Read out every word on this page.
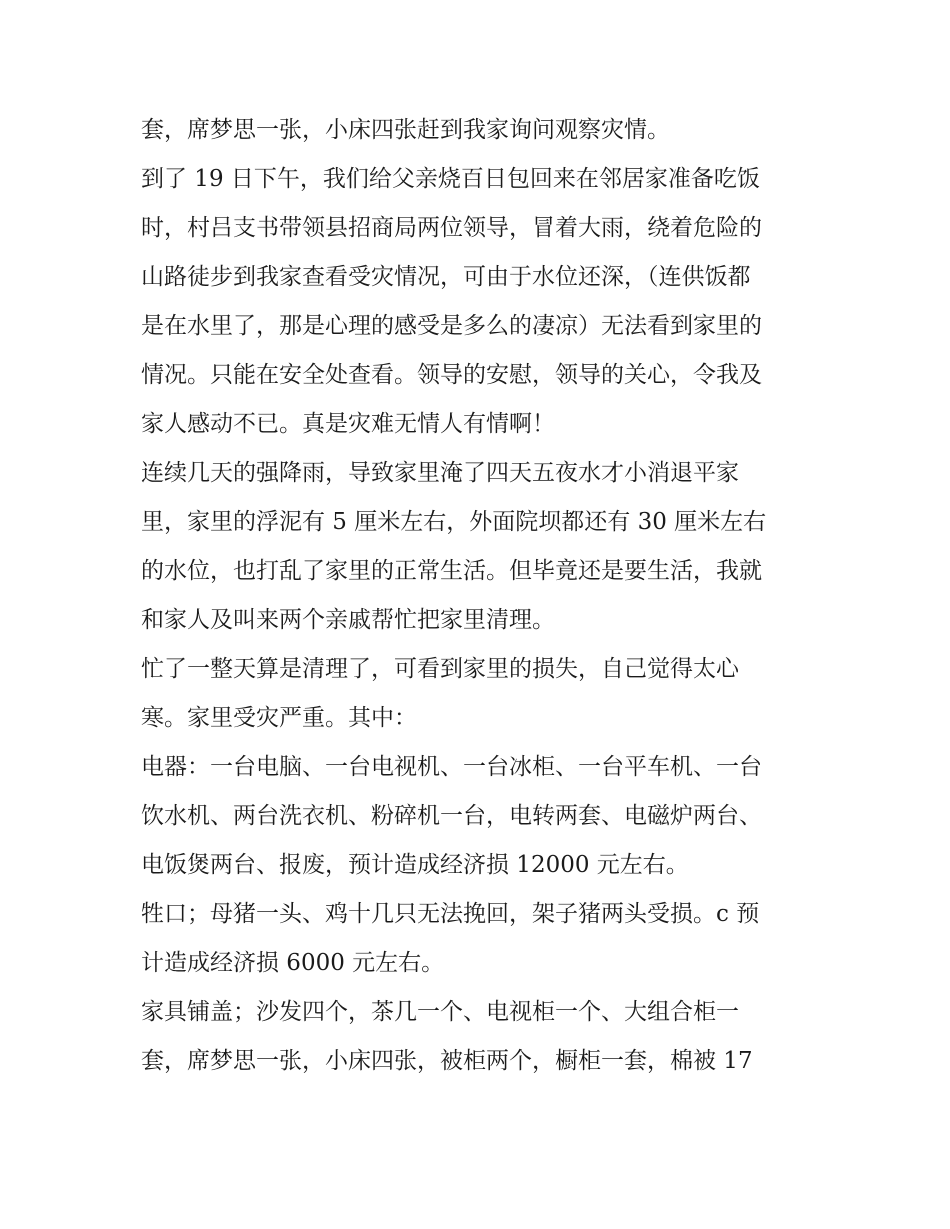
套，席梦思一张，小床四张赶到我家询问观察灾情。
到了 19 日下午，我们给父亲烧百日包回来在邻居家准备吃饭
时，村吕支书带领县招商局两位领导，冒着大雨，绕着危险的
山路徒步到我家查看受灾情况，可由于水位还深，（连供饭都
是在水里了，那是心理的感受是多么的凄凉）无法看到家里的
情况。只能在安全处查看。领导的安慰，领导的关心，令我及
家人感动不已。真是灾难无情人有情啊！
连续几天的强降雨，导致家里淹了四天五夜水才小消退平家
里，家里的浮泥有 5 厘米左右，外面院坝都还有 30 厘米左右
的水位，也打乱了家里的正常生活。但毕竟还是要生活，我就
和家人及叫来两个亲戚帮忙把家里清理。
忙了一整天算是清理了，可看到家里的损失，自己觉得太心
寒。家里受灾严重。其中：
电器：一台电脑、一台电视机、一台冰柜、一台平车机、一台
饮水机、两台洗衣机、粉碎机一台，电转两套、电磁炉两台、
电饭煲两台、报废，预计造成经济损 12000 元左右。
牲口；母猪一头、鸡十几只无法挽回，架子猪两头受损。c 预
计造成经济损 6000 元左右。
家具铺盖；沙发四个，茶几一个、电视柜一个、大组合柜一
套，席梦思一张，小床四张，被柜两个，橱柜一套，棉被 17
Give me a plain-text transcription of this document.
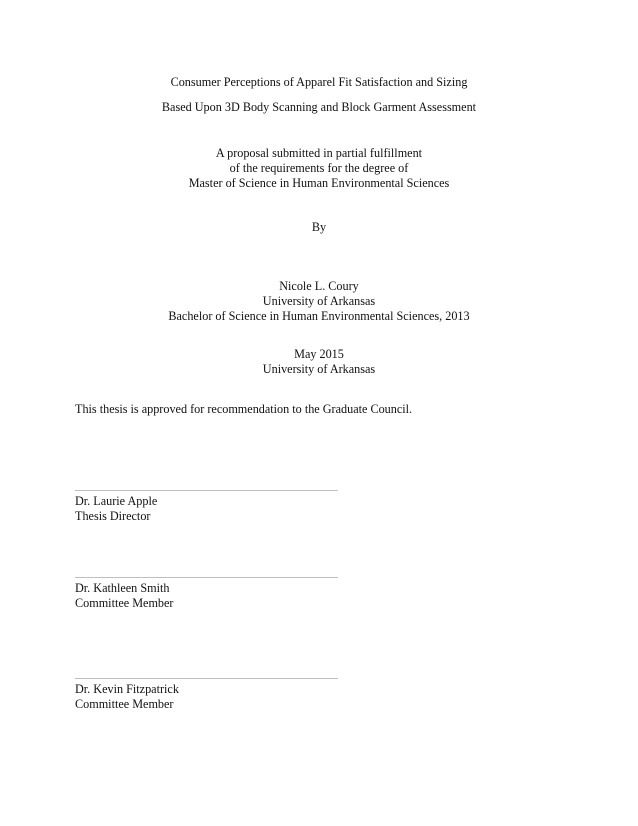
Consumer Perceptions of Apparel Fit Satisfaction and Sizing
Based Upon 3D Body Scanning and Block Garment Assessment
A proposal submitted in partial fulfillment
of the requirements for the degree of
Master of Science in Human Environmental Sciences
By
Nicole L. Coury
University of Arkansas
Bachelor of Science in Human Environmental Sciences, 2013
May 2015
University of Arkansas
This thesis is approved for recommendation to the Graduate Council.
Dr. Laurie Apple
Thesis Director
Dr. Kathleen Smith
Committee Member
Dr. Kevin Fitzpatrick
Committee Member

What to do =>
Omit every image. Quote each record exactly.

Output below =>
Read out every word on this page.
套，席梦思一张，小床四张赶到我家询问观察灾情。
到了 19 日下午，我们给父亲烧百日包回来在邻居家准备吃饭
时，村吕支书带领县招商局两位领导，冒着大雨，绕着危险的
山路徒步到我家查看受灾情况，可由于水位还深，（连供饭都
是在水里了，那是心理的感受是多么的凄凉）无法看到家里的
情况。只能在安全处查看。领导的安慰，领导的关心，令我及
家人感动不已。真是灾难无情人有情啊！
连续几天的强降雨，导致家里淹了四天五夜水才小消退平家
里，家里的浮泥有 5 厘米左右，外面院坝都还有 30 厘米左右
的水位，也打乱了家里的正常生活。但毕竟还是要生活，我就
和家人及叫来两个亲戚帮忙把家里清理。
忙了一整天算是清理了，可看到家里的损失，自己觉得太心
寒。家里受灾严重。其中：
电器：一台电脑、一台电视机、一台冰柜、一台平车机、一台
饮水机、两台洗衣机、粉碎机一台，电转两套、电磁炉两台、
电饭煲两台、报废，预计造成经济损 12000 元左右。
牲口；母猪一头、鸡十几只无法挽回，架子猪两头受损。c 预
计造成经济损 6000 元左右。
家具铺盖；沙发四个，茶几一个、电视柜一个、大组合柜一
套，席梦思一张，小床四张，被柜两个，橱柜一套，棉被 17
Give me a plain-text transcription of this document.
Consumer Perceptions of Apparel Fit Satisfaction and Sizing
Based Upon 3D Body Scanning and Block Garment Assessment
A proposal submitted in partial fulfillment
of the requirements for the degree of
Master of Science in Human Environmental Sciences
By
Nicole L. Coury
University of Arkansas
Bachelor of Science in Human Environmental Sciences, 2013
May 2015
University of Arkansas
This thesis is approved for recommendation to the Graduate Council.
Dr. Laurie Apple
Thesis Director
Dr. Kathleen Smith
Committee Member
Dr. Kevin Fitzpatrick
Committee Member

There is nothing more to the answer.